5か月間の闘病の末、五味康祐は昭和55年4月1日春のこの日、午後6時5分に永の眠りに就いた。
——五味康祐(ごみ・やすすけ)通称康祐(こうすけ)の本名は自筆年譜にも記されていないが、明治大学専門部文芸科本科に入学した時の記録によれば「五味欣一」となっている。
鎌倉五山の建長寺大伽藍をやり過ごし、半僧坊への道を右の谷筋に折れ、寒椿の咲く坂道をのぼると風が切れた。ぴーひゅるる、ぴーひゅる、ぴーひゅるる、トンビが舞っているらしい。色彩を失った冬の塋域はかすんでいる。
葛西善蔵の墓もある塔頭回春院、本堂前には大亀が住んでいるという伝説の大覚池がある。

課題 A:
記録のうち、「pan-icon[interactable]: [237, 133, 253, 149]」を含む行に始まり「x-tick-label: 0: [129, 438, 137, 452]」を含む行で終わる部分を、「番号」と「行」の2列からなるMarkdownの表に変換しなさい。両端の行も含め、空行は除くこと。

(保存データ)
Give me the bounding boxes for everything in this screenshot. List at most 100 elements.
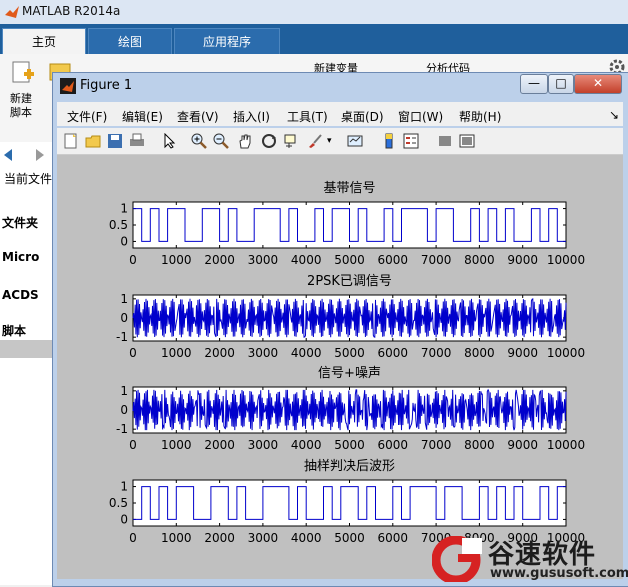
pan-icon[interactable]: [237, 133, 253, 149]
subplot-title: 2PSK已调信号: [307, 274, 392, 289]
brush-icon[interactable]: [307, 133, 323, 149]
data-cursor-icon[interactable]: [283, 133, 299, 149]
open-icon[interactable]: [85, 133, 101, 149]
y-tick-label: 0: [120, 512, 128, 526]
link-icon[interactable]: [347, 133, 363, 149]
tab-plots[interactable]: 绘图: [88, 28, 172, 55]
x-tick-label: 4000: [291, 346, 322, 360]
x-tick-label: 3000: [248, 531, 279, 545]
folder-header[interactable]: 文件夹: [2, 214, 38, 231]
subplot-title: 抽样判决后波形: [304, 459, 395, 474]
menu-help[interactable]: 帮助(H): [459, 108, 501, 125]
section-acds[interactable]: ACDS: [2, 288, 39, 302]
brush-dropdown-icon[interactable]: ▾: [327, 133, 343, 149]
y-tick-label: 0: [120, 234, 128, 248]
x-tick-label: 2000: [204, 438, 235, 452]
x-tick-label: 0: [129, 438, 137, 452]
menu-tools[interactable]: 工具(T): [287, 108, 328, 125]
pointer-icon[interactable]: [161, 133, 177, 149]
x-tick-label: 1000: [161, 253, 192, 267]
matlab-window-title: MATLAB R2014a: [22, 4, 121, 18]
x-tick-label: 1000: [161, 346, 192, 360]
x-tick-label: 9000: [507, 346, 538, 360]
x-tick-label: 3000: [248, 438, 279, 452]
figure-toolbar: ▾: [57, 128, 623, 155]
x-tick-label: 5000: [334, 531, 365, 545]
x-tick-label: 4000: [291, 531, 322, 545]
y-tick-label: -1: [116, 422, 128, 436]
x-tick-label: 10000: [547, 438, 585, 452]
selected-file-row[interactable]: [0, 340, 52, 358]
x-tick-label: 0: [129, 253, 137, 267]
x-tick-label: 0: [129, 531, 137, 545]
x-tick-label: 7000: [421, 253, 452, 267]
colorbar-icon[interactable]: [381, 133, 397, 149]
menu-insert[interactable]: 插入(I): [233, 108, 270, 125]
y-tick-label: 0.5: [109, 218, 128, 232]
watermark-url: www.gususoft.com: [490, 566, 628, 581]
x-tick-label: 3000: [248, 346, 279, 360]
menu-view[interactable]: 查看(V): [177, 108, 219, 125]
x-tick-label: 6000: [378, 531, 409, 545]
new-script-label-line2: 脚本: [10, 106, 32, 119]
section-micro[interactable]: Micro: [2, 250, 39, 264]
zoom-in-icon[interactable]: [191, 133, 207, 149]
x-tick-label: 2000: [204, 346, 235, 360]
legend-icon[interactable]: [403, 133, 419, 149]
menu-window[interactable]: 窗口(W): [398, 108, 443, 125]
zoom-out-icon[interactable]: [213, 133, 229, 149]
y-tick-label: 0.5: [109, 496, 128, 510]
y-tick-label: 1: [120, 202, 128, 216]
menu-edit[interactable]: 编辑(E): [122, 108, 163, 125]
y-tick-label: 1: [120, 384, 128, 398]
figure-menubar: 文件(F) 编辑(E) 查看(V) 插入(I) 工具(T) 桌面(D) 窗口(W…: [57, 102, 623, 126]
new-script-label-line1: 新建: [10, 92, 32, 105]
new-script-icon[interactable]: [10, 60, 36, 86]
x-tick-label: 2000: [204, 253, 235, 267]
y-tick-label: 0: [120, 403, 128, 417]
figure-logo-icon: [60, 78, 76, 94]
x-tick-label: 10000: [547, 253, 585, 267]
tab-apps[interactable]: 应用程序: [174, 28, 280, 55]
subplot-title: 信号+噪声: [318, 366, 381, 381]
x-tick-label: 5000: [334, 438, 365, 452]
menubar-arrow-icon[interactable]: ↘: [609, 108, 619, 122]
minimize-button[interactable]: —: [520, 74, 548, 94]
maximize-button[interactable]: □: [548, 74, 574, 94]
x-tick-label: 3000: [248, 253, 279, 267]
x-tick-label: 10000: [547, 346, 585, 360]
forward-arrow-icon[interactable]: [26, 148, 46, 162]
dock-icon[interactable]: [459, 133, 475, 149]
rotate-icon[interactable]: [261, 133, 277, 149]
x-tick-label: 9000: [507, 253, 538, 267]
x-tick-label: 9000: [507, 438, 538, 452]
save-icon[interactable]: [107, 133, 123, 149]
new-figure-icon[interactable]: [63, 133, 79, 149]
hide-tools-icon[interactable]: [437, 133, 453, 149]
menu-file[interactable]: 文件(F): [67, 108, 107, 125]
x-tick-label: 1000: [161, 531, 192, 545]
x-tick-label: 0: [129, 346, 137, 360]
x-tick-label: 4000: [291, 438, 322, 452]
x-tick-label: 2000: [204, 531, 235, 545]
y-tick-label: 0: [120, 311, 128, 325]
x-tick-label: 7000: [421, 346, 452, 360]
y-tick-label: 1: [120, 480, 128, 494]
x-tick-label: 8000: [464, 346, 495, 360]
x-tick-label: 1000: [161, 438, 192, 452]
close-button[interactable]: ✕: [574, 74, 622, 94]
tab-home[interactable]: 主页: [2, 28, 86, 55]
matlab-logo-icon: [5, 6, 19, 18]
section-scripts[interactable]: 脚本: [2, 322, 26, 339]
x-tick-label: 8000: [464, 253, 495, 267]
subplot-title: 基带信号: [323, 181, 375, 196]
x-tick-label: 5000: [334, 346, 365, 360]
y-tick-label: -1: [116, 330, 128, 344]
back-arrow-icon[interactable]: [2, 148, 22, 162]
menu-desktop[interactable]: 桌面(D): [341, 108, 384, 125]
print-icon[interactable]: [129, 133, 145, 149]
new-script-button[interactable]: 新建 脚本: [10, 92, 32, 120]
x-tick-label: 4000: [291, 253, 322, 267]
folder-header-label: 文件夹: [2, 216, 39, 230]
x-tick-label: 8000: [464, 438, 495, 452]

課題 B:
五味康祐を扱った本文を、最後の文の後から書き継ぎなさい。

解答 A:
| 番号 | 行 |
|---|---|
| 1 | pan-icon[interactable]: [237, 133, 253, 149] |
| 2 | subplot-title: 2PSK已调信号: [307, 274, 392, 289] |
| 3 | brush-icon[interactable]: [307, 133, 323, 149] |
| 4 | data-cursor-icon[interactable]: [283, 133, 299, 149] |
| 5 | open-icon[interactable]: [85, 133, 101, 149] |
| 6 | y-tick-label: 0: [120, 512, 128, 526] |
| 7 | link-icon[interactable]: [347, 133, 363, 149] |
| 8 | tab-plots[interactable]: 绘图: [88, 28, 172, 55] |
| 9 | x-tick-label: 4000: [291, 346, 322, 360] |
| 10 | x-tick-label: 3000: [248, 531, 279, 545] |
| 11 | folder-header[interactable]: 文件夹: [2, 214, 38, 231] |
| 12 | subplot-title: 抽样判决后波形: [304, 459, 395, 474] |
| 13 | menu-help[interactable]: 帮助(H): [459, 108, 501, 125] |
| 14 | section-acds[interactable]: ACDS: [2, 288, 39, 302] |
| 15 | brush-dropdown-icon[interactable]: ▾: [327, 133, 343, 149] |
| 16 | y-tick-label: 0: [120, 234, 128, 248] |
| 17 | x-tick-label: 2000: [204, 438, 235, 452] |
| 18 | x-tick-label: 0: [129, 438, 137, 452] |

解答 B:
56歳の時、〈私は観相をするが、多分じぶんは58で死ぬだろうと思う〉と予言した通りの結末となってしまった。「五味康祐之墓」に花はない。
「五味一刀斎」とか「五味の柳生か柳生の五味か」あるいは「オーディオの神様」と異名された五味康祐。剣豪小説のヒントを得たといわれるドビュッシーやラフマニノフ、モーツアルトの音楽が、この碑の底には流れているのかも知れない。